Selected extract:

** start **

The Problem with Traditional Construction Costs

Most construction projects are built on fragmented incentives. Designers are paid by the hour, with little stake in keeping costs down. Contractors can exploit missing details in plans (legally, as established in Spearin vs. United States, 1918) by issuing expensive change orders. The owner ends up footing the bill for miscommunication, uncertainty, and poor coordination.

This isn’t about malice—it’s about the system. Without shared risk, there’s no pressure to minimize waste or collaborate effectively.

Project Cost Breakdown
Figure 1: Project cost breakdown showing how forces increase total cost.

The TVD Solution: Shared Risk, Shared Reward

TVD flips this model. Designers and contractors pool their profits into a shared risk pool. If the project comes in under budget (meeting the owner’s conditions), everyone shares the savings. If it goes over, everyone’s profits shrink. This immediate alignment of incentives drives efficiency.

TVD also encourages collaborative approaches like Design-Build or Integrated Project Delivery (IPD). These methods emphasize early contractor involvement, co-location, and digital modeling (BIM) to reduce errors and improve communication.

Cost Forces
Figure 2: Forces that increase and decrease project costs.

** end **

Set exercise:
Carry the passage on Target Value Design and construction costs forward from its final line, in the same explanatory voice.

Information provided:
** start **

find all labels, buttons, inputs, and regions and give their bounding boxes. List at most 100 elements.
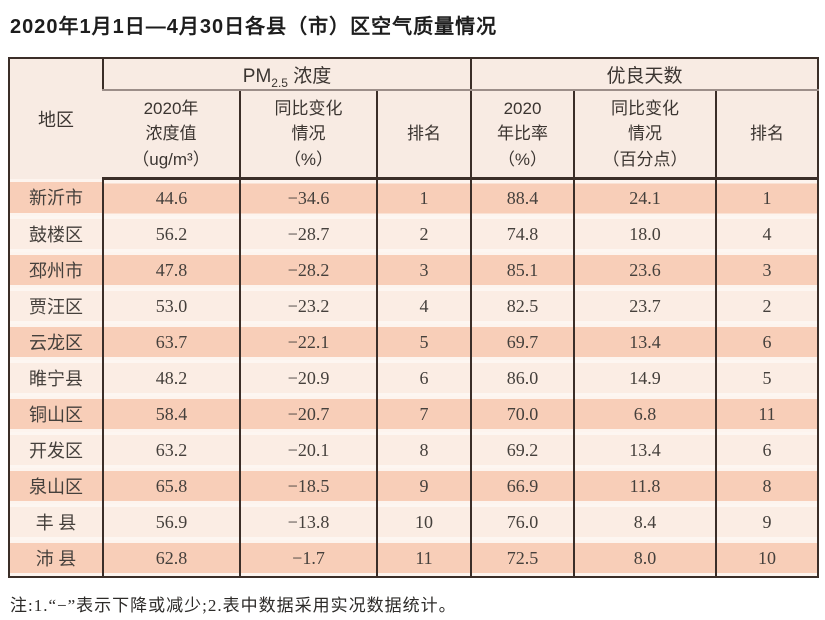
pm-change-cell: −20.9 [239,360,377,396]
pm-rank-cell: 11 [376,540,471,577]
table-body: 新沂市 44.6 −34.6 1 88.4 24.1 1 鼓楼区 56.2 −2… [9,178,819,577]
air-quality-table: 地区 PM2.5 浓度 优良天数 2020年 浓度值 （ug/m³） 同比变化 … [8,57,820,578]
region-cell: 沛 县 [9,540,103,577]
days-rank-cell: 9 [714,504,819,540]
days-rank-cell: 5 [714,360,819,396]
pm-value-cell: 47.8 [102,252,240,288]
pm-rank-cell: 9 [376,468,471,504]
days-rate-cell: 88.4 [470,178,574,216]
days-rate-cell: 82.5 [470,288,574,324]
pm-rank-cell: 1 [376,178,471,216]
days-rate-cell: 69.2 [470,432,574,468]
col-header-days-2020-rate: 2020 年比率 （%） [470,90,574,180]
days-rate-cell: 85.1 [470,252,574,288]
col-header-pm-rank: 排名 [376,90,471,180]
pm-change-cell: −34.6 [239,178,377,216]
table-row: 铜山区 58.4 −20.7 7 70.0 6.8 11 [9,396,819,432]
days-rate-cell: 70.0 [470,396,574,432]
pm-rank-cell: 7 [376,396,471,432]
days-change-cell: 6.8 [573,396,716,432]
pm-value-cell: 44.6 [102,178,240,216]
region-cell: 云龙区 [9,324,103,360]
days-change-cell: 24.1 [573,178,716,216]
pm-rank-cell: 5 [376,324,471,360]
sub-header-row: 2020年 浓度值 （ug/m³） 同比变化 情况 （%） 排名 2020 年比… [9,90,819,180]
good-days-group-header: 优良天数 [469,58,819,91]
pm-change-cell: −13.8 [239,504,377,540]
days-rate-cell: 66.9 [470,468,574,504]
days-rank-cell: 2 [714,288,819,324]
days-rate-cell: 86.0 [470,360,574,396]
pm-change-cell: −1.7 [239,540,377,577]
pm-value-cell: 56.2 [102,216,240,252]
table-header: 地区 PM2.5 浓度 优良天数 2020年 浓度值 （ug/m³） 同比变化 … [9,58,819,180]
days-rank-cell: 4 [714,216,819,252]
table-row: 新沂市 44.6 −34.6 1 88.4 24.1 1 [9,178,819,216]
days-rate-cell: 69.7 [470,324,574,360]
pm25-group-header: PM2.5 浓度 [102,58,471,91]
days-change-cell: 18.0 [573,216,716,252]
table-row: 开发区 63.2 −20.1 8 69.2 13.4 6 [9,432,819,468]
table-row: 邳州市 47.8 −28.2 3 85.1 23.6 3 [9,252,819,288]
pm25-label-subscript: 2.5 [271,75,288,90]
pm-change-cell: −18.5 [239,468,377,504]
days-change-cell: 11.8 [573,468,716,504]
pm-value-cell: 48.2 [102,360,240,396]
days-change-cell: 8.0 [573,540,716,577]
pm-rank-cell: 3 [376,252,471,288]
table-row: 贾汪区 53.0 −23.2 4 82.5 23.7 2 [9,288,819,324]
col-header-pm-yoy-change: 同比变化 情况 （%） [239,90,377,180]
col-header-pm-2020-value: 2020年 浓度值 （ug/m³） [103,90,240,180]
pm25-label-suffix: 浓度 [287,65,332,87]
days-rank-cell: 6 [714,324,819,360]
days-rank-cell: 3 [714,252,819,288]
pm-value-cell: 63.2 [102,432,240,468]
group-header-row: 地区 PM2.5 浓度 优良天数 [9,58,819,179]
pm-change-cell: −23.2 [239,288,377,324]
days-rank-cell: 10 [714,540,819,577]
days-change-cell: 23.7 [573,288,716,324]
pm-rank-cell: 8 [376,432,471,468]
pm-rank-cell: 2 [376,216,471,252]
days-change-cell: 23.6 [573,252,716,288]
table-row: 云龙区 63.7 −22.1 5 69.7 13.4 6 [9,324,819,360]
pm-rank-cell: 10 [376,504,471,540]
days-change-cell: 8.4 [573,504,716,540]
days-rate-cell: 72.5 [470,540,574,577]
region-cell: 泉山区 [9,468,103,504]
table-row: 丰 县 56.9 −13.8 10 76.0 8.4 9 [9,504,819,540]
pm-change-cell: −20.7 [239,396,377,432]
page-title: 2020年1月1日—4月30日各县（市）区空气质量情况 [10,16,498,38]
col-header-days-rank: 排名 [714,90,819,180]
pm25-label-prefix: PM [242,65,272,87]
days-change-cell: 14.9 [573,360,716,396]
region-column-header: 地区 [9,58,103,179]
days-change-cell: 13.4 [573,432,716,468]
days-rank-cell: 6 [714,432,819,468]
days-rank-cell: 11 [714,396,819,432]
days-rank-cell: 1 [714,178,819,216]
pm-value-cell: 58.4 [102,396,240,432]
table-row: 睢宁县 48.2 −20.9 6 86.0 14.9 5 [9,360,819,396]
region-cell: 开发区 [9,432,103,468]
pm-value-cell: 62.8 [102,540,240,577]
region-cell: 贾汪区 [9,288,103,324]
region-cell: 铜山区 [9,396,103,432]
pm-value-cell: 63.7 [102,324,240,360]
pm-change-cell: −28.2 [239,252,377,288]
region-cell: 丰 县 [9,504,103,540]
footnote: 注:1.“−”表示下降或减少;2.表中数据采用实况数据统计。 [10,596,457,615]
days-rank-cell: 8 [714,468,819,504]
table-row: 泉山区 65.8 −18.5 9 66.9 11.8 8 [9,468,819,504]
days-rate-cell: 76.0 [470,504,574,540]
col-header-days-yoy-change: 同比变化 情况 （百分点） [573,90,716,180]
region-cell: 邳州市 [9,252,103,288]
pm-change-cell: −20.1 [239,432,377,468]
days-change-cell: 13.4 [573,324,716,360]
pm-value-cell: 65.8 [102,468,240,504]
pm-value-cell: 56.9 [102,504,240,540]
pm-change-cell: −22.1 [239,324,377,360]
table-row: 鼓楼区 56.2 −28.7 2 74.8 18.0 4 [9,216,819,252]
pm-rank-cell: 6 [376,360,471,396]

** end **
** start **

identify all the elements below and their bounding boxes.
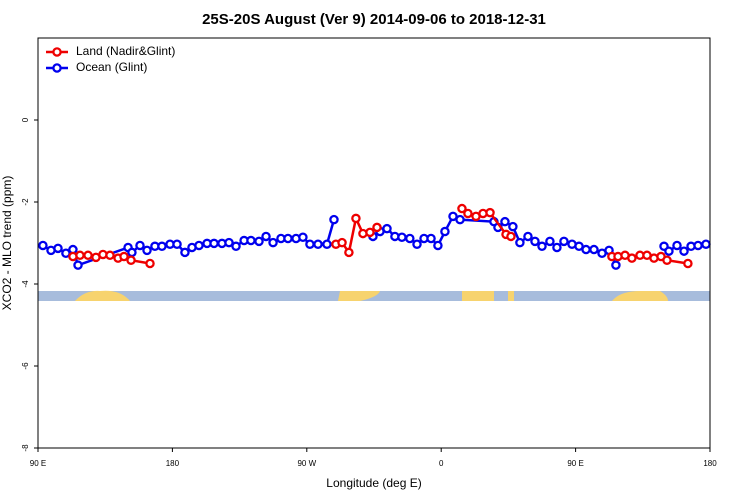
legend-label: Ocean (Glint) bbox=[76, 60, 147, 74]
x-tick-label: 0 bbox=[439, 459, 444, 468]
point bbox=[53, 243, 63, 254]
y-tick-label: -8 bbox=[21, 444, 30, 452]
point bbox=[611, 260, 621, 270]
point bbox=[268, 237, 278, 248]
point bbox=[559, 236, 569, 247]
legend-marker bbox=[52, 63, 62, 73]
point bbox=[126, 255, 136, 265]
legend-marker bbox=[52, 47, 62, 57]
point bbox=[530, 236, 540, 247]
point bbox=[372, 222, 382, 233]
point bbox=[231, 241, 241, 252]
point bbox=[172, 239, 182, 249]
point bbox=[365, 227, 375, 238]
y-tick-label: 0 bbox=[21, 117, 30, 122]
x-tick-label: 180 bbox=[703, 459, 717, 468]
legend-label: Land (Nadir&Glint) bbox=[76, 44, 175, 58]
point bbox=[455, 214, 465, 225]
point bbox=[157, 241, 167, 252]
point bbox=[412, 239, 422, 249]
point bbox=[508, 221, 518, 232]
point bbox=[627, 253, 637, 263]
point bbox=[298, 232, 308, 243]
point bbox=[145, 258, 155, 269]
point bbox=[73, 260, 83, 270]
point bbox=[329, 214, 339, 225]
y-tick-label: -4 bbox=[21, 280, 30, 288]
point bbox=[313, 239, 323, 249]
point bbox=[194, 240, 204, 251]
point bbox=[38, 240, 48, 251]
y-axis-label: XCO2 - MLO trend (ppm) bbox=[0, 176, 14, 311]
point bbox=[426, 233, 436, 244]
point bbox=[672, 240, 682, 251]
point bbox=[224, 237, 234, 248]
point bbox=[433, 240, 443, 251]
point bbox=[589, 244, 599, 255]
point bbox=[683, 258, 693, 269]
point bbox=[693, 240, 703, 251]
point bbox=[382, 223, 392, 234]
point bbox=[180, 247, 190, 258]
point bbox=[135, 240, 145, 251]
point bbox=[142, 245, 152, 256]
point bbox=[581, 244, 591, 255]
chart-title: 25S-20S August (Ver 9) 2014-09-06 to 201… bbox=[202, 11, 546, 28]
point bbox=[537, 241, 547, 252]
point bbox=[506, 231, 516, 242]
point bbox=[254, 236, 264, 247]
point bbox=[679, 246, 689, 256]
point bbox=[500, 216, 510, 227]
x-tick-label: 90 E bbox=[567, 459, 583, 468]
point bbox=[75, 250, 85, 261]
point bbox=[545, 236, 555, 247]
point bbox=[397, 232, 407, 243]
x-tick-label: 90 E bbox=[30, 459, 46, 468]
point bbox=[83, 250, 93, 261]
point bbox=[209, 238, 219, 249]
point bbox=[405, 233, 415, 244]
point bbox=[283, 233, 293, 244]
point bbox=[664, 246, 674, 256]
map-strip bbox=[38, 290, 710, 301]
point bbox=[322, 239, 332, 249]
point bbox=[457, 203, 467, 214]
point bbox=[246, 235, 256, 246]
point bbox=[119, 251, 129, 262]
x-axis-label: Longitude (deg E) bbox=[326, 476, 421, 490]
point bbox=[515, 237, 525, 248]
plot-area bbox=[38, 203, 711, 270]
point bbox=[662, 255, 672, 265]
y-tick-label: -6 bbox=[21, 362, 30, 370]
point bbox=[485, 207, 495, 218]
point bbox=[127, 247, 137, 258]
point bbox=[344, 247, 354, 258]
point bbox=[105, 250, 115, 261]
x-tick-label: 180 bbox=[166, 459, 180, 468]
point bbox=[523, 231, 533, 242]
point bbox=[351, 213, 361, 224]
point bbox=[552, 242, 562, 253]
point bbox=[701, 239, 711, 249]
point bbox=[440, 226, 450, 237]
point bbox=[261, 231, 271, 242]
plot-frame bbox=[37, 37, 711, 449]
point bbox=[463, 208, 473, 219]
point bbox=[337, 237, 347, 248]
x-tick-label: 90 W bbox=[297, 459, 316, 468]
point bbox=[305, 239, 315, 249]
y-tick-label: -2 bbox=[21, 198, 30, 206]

** end **
** start **

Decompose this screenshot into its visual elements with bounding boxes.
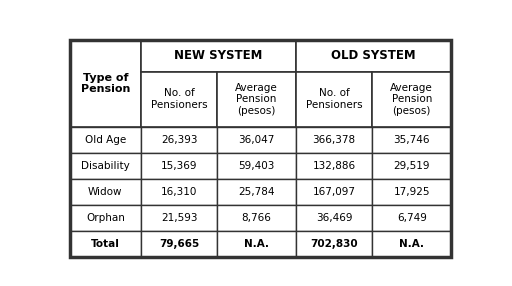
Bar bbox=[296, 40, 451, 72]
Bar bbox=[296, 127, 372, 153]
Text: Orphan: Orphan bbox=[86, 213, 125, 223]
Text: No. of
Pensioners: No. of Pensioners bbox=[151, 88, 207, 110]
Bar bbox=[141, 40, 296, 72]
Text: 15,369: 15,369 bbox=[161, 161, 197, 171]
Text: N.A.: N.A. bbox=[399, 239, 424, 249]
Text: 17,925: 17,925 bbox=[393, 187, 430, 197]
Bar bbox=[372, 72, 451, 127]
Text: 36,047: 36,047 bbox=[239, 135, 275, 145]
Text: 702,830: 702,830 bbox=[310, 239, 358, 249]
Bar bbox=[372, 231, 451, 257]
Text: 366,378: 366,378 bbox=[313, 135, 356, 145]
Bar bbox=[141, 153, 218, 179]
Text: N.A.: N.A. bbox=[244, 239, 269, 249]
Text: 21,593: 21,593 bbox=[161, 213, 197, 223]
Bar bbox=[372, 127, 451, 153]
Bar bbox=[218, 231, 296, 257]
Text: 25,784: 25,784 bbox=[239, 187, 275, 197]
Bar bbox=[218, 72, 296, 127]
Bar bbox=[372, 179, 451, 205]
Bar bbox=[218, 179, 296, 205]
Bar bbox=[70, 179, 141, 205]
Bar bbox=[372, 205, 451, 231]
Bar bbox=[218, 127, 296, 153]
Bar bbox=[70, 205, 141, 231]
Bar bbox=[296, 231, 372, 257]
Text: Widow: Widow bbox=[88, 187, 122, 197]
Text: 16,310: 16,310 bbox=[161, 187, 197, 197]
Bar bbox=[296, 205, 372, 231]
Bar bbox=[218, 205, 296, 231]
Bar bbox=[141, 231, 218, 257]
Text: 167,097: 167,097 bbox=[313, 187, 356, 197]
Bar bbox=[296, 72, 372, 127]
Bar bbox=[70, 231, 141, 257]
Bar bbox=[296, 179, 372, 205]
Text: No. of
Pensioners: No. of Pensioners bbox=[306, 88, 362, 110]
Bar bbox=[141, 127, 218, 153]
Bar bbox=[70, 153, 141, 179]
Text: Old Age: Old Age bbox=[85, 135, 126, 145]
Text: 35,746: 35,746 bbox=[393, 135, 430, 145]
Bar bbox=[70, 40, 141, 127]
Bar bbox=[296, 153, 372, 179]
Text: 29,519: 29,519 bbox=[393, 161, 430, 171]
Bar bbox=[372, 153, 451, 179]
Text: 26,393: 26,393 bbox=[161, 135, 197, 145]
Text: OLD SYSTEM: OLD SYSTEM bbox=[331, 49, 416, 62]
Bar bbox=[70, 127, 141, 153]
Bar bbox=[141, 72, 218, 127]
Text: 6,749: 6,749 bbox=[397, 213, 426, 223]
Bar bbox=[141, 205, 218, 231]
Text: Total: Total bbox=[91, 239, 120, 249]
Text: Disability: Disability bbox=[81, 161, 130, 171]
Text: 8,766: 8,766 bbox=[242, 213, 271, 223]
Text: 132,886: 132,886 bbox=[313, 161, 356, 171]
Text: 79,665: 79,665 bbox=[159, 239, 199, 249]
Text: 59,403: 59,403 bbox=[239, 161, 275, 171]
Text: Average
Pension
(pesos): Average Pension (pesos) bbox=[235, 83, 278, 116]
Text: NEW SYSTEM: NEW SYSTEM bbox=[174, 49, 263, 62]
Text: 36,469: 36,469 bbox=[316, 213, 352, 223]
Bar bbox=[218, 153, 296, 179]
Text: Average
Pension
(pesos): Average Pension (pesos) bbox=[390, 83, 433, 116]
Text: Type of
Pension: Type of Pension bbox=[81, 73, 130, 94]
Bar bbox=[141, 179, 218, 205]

** end **

Final result:
A Physical Analogy: Forces and Momentum

Think of a construction project like physics. Isaac Newton showed that the sum of forces determines an object’s momentum. Similarly, the sum of forces (positive and negative) determines a project’s cost trajectory.

Traditional projects often lack the forces pushing costs down. TVD actively introduces them: collaboration, aligned incentives, and risk-sharing. While risks like miscommunication still exist, TVD creates a counterbalancing force to mitigate them.

The Key Takeaway

Construction cost isn’t fixed; it’s a dynamic outcome. At any stage, opportunities exist to save money, but also risks that can inflate expenses. TVD doesn’t eliminate risk, but it shifts the system so that everyone benefits from controlling it.

By aligning incentives and encouraging collaboration, TVD fundamentally alters the forces at play, making cost overruns less likely and predictable savings more achievable.

This model is not just theoretical—it’s proven in practice. TVD isn’t about cutting corners; it’s about building smarter.